Goal of the exercise:
Transcribe the records that follow. Keep every word exactly, and drop the pictures.

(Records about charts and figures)
....................

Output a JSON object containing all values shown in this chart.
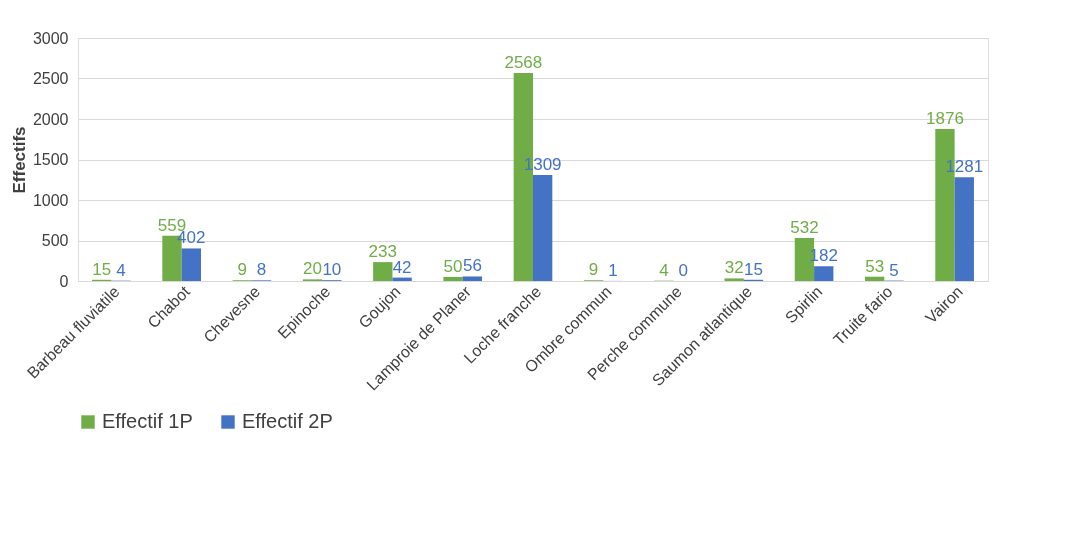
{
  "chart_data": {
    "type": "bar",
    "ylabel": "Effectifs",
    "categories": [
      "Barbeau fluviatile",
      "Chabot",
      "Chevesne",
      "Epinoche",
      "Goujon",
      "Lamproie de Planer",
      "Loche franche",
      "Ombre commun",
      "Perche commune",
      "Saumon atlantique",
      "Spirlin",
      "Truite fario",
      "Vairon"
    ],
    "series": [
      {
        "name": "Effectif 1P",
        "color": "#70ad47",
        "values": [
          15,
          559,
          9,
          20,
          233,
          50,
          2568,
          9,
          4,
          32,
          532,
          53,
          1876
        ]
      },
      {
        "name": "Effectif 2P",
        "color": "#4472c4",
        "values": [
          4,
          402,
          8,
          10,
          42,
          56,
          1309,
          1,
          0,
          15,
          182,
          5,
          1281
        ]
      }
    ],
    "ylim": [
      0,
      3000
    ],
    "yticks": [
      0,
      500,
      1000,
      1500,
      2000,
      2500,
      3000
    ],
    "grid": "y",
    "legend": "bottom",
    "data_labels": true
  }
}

....................

Solution to this task:
Output a JSON object containing all values shown in this chart.
{
  "chart_data": {
    "type": "bar",
    "ylabel": "Effectifs",
    "categories": [
      "Barbeau fluviatile",
      "Chabot",
      "Chevesne",
      "Epinoche",
      "Goujon",
      "Lamproie de Planer",
      "Loche franche",
      "Ombre commun",
      "Perche commune",
      "Saumon atlantique",
      "Spirlin",
      "Truite fario",
      "Vairon"
    ],
    "series": [
      {
        "name": "Effectif 1P",
        "color": "#70ad47",
        "values": [
          15,
          559,
          9,
          20,
          233,
          50,
          2568,
          9,
          4,
          32,
          532,
          53,
          1876
        ]
      },
      {
        "name": "Effectif 2P",
        "color": "#4472c4",
        "values": [
          4,
          402,
          8,
          10,
          42,
          56,
          1309,
          1,
          0,
          15,
          182,
          5,
          1281
        ]
      }
    ],
    "ylim": [
      0,
      3000
    ],
    "yticks": [
      0,
      500,
      1000,
      1500,
      2000,
      2500,
      3000
    ],
    "grid": "y",
    "legend": "bottom",
    "data_labels": true
  }
}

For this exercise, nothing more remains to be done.